Goal of the exercise: Below are some records. Copy every line in them that holds "haben".

Dataset rows:
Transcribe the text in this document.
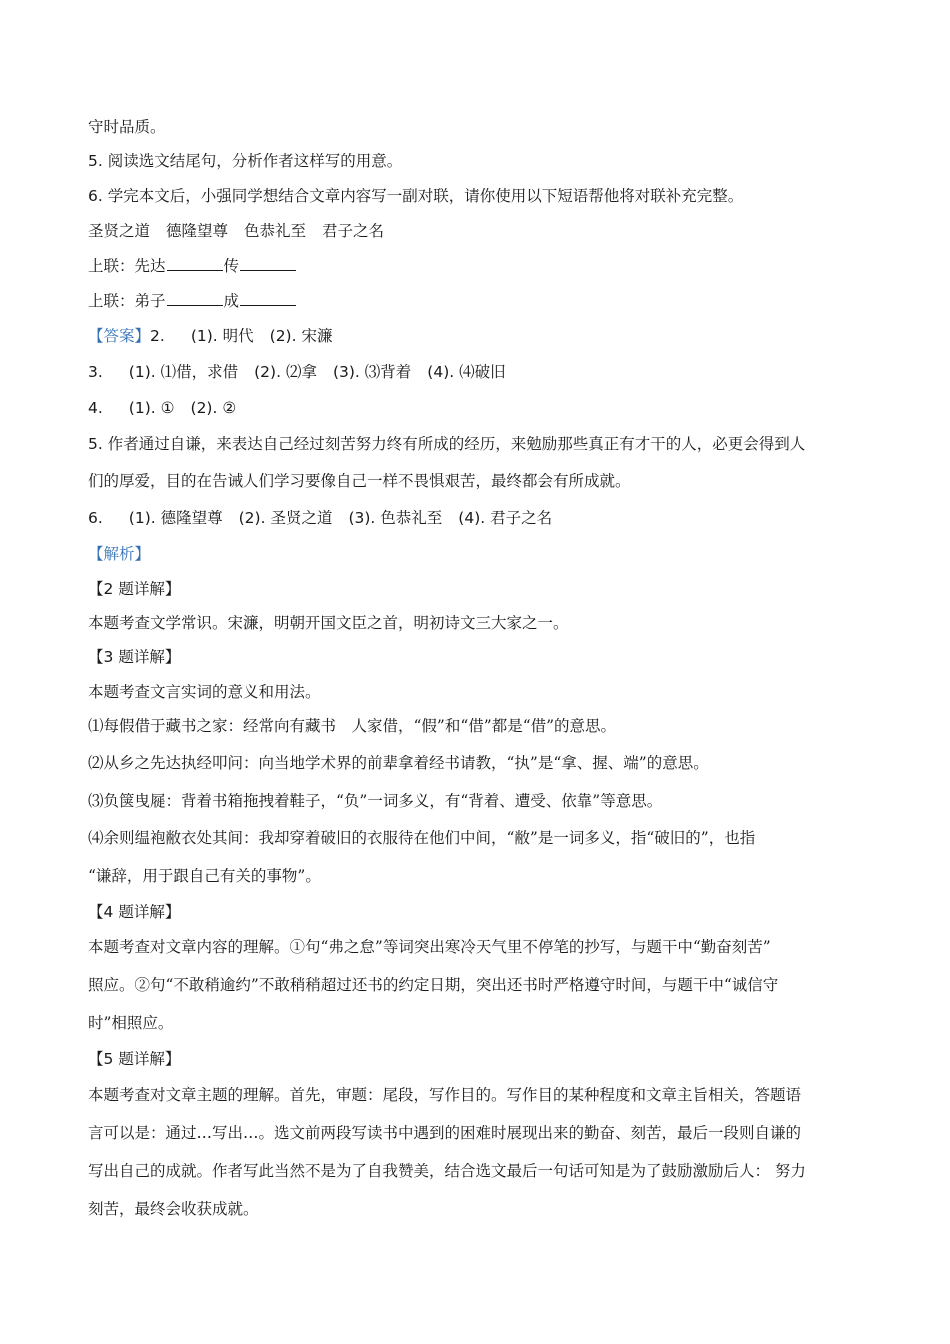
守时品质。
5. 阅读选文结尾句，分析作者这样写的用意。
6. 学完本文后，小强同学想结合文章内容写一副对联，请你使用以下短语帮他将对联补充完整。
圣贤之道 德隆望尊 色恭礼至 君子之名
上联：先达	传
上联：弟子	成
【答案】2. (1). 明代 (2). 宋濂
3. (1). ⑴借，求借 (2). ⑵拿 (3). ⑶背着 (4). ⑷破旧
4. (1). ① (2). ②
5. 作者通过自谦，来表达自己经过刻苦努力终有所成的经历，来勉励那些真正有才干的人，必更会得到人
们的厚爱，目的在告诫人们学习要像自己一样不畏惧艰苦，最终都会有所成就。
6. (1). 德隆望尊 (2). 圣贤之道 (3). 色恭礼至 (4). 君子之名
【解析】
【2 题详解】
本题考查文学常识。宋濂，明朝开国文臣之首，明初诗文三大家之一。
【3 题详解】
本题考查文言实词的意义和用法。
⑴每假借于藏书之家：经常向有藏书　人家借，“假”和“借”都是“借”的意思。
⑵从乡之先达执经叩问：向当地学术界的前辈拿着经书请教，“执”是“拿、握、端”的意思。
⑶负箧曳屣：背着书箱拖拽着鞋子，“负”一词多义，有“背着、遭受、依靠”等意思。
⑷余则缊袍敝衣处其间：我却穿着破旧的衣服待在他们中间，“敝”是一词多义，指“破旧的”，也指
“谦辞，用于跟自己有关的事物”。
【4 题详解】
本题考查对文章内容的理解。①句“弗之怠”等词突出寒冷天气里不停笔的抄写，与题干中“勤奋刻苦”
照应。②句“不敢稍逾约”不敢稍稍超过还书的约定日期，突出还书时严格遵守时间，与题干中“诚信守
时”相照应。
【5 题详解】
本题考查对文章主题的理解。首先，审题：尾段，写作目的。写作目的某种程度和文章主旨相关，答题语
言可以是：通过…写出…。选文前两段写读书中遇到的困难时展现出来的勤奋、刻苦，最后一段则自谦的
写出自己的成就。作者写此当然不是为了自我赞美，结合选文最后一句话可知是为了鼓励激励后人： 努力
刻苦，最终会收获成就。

* * *

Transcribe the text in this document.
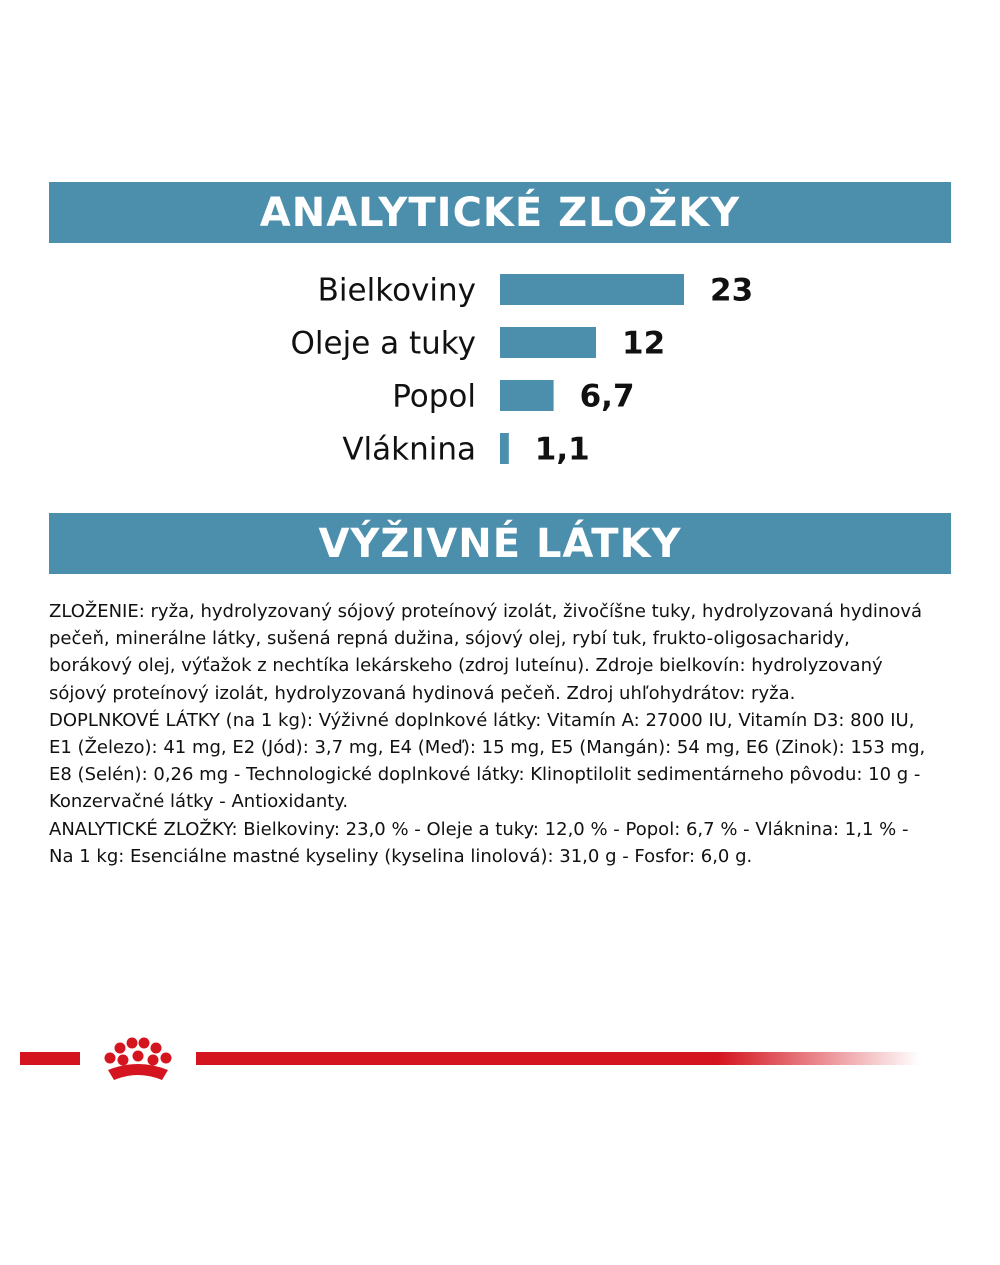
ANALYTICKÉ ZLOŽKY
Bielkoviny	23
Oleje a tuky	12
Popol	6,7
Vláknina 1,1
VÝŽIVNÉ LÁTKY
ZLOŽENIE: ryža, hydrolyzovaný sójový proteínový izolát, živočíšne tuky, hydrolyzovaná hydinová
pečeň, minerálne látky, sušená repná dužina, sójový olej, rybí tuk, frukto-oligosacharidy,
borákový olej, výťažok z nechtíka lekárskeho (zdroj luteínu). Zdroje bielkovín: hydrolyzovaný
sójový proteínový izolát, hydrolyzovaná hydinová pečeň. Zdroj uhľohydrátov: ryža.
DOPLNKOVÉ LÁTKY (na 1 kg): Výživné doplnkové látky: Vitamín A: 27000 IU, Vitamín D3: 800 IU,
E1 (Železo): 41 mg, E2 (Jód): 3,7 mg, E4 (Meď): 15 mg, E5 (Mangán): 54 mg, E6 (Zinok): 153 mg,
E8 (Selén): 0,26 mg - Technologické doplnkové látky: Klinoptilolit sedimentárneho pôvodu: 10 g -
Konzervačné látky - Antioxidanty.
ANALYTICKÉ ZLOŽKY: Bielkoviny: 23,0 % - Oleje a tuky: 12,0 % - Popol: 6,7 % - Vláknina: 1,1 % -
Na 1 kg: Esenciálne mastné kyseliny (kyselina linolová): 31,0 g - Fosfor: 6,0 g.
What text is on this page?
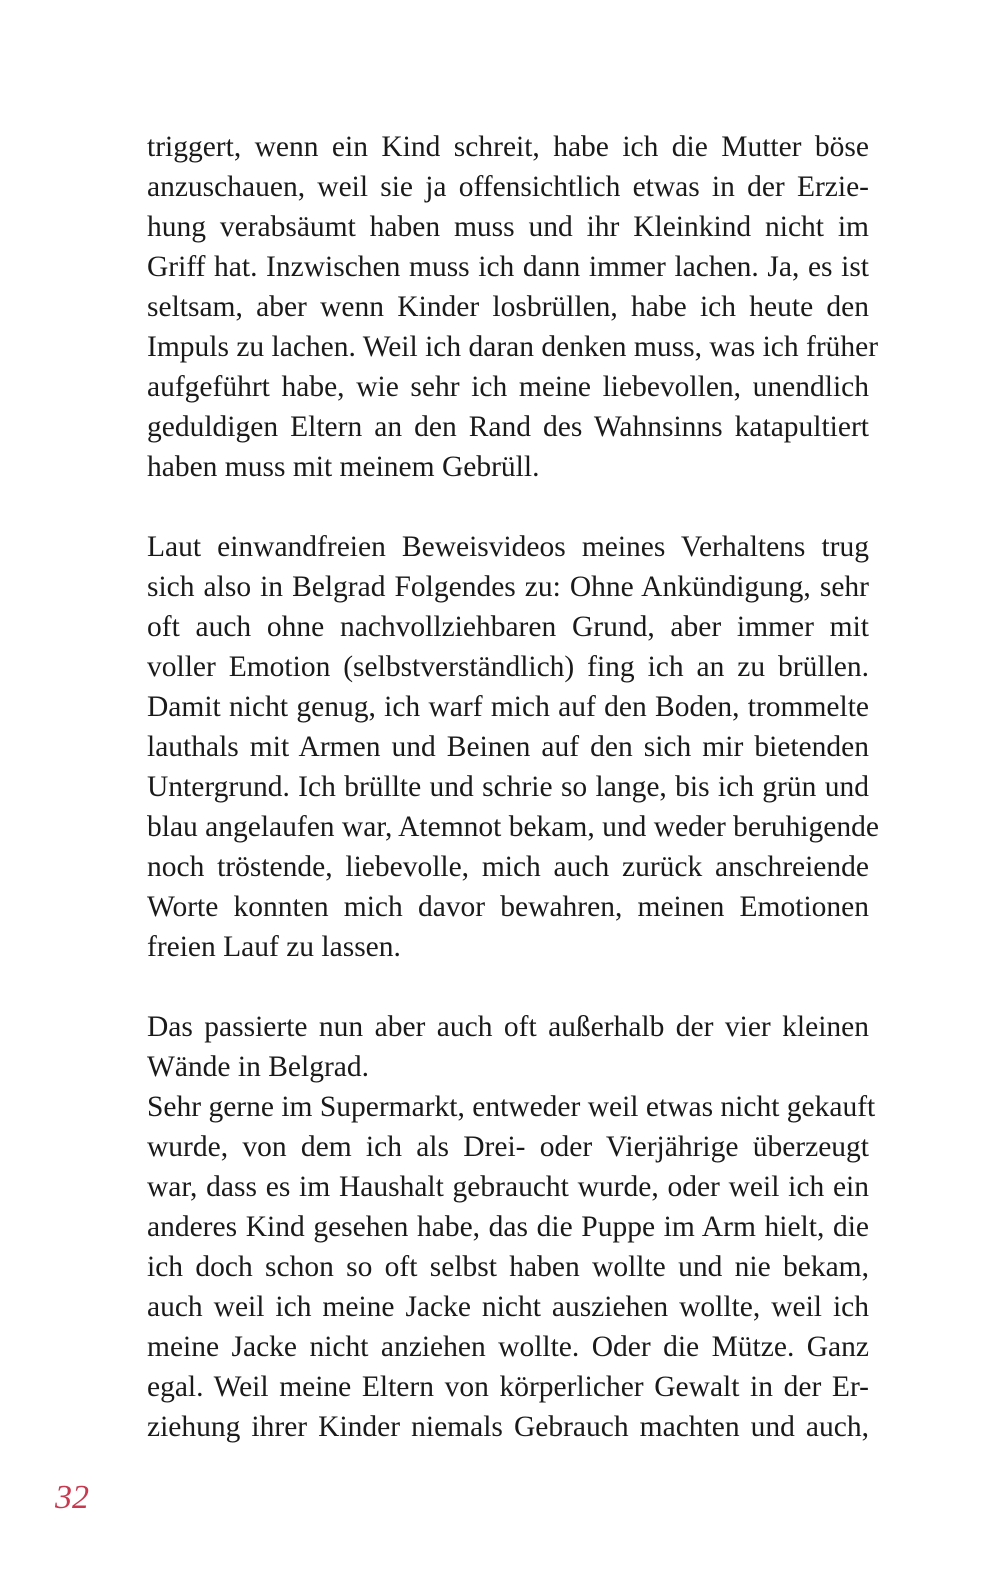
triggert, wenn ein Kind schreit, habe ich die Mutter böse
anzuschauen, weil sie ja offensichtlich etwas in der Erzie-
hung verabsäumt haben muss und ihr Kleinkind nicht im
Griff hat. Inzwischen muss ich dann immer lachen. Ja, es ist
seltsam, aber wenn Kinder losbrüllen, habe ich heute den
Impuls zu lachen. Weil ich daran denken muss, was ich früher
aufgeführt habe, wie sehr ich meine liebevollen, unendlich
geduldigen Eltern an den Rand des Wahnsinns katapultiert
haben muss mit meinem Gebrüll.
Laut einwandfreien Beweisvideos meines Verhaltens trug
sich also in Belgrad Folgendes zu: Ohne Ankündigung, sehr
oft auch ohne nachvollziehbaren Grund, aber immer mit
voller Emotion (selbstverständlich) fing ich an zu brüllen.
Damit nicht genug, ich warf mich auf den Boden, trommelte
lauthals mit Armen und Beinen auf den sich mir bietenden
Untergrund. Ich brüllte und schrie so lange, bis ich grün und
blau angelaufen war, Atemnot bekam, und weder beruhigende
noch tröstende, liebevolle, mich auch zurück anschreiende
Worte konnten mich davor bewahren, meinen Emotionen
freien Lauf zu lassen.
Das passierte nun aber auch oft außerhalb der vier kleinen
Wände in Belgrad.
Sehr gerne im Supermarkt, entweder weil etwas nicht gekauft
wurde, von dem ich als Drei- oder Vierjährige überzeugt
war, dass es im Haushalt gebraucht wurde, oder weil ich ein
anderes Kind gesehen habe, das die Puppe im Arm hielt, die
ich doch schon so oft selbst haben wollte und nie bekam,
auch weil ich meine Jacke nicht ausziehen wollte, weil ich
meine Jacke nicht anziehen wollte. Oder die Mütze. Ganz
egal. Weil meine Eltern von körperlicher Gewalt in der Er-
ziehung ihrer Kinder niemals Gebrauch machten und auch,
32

* * *

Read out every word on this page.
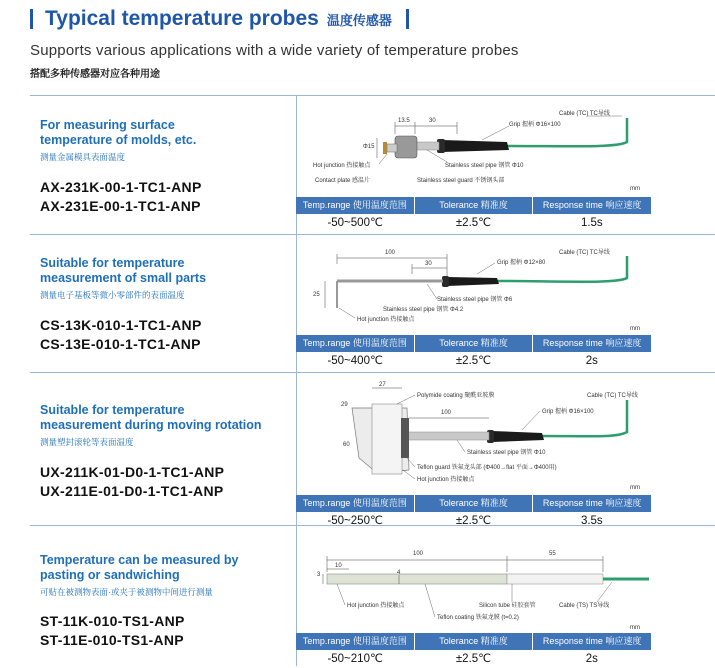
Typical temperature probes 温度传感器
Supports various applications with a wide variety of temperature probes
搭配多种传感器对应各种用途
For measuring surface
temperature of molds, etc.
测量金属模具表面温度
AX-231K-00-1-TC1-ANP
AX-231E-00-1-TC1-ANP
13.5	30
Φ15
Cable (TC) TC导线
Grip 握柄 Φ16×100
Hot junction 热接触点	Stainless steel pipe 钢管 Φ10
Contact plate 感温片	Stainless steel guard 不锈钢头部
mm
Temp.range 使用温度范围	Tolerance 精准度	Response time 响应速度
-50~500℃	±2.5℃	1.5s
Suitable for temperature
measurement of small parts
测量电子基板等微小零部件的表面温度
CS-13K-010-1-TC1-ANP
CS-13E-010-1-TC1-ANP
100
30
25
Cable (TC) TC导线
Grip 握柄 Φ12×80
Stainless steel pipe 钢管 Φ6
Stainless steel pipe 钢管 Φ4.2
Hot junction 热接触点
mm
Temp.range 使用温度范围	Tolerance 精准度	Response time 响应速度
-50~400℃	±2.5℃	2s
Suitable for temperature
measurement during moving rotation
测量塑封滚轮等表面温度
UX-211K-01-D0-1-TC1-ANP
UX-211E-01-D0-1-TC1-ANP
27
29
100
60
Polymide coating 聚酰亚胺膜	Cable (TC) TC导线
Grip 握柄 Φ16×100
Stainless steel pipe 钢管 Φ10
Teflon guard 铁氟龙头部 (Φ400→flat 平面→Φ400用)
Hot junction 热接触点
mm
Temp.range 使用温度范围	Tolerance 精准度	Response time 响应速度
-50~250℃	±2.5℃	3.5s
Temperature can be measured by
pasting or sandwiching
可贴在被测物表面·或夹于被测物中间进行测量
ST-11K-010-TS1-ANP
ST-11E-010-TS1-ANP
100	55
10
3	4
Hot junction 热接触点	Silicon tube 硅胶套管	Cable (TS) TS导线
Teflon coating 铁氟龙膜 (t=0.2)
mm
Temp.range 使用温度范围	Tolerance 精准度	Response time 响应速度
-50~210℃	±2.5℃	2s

Solution to this problem:
hung verabsäumt haben muss und ihr Kleinkind nicht im
haben muss mit meinem Gebrüll.
ich doch schon so oft selbst haben wollte und nie bekam,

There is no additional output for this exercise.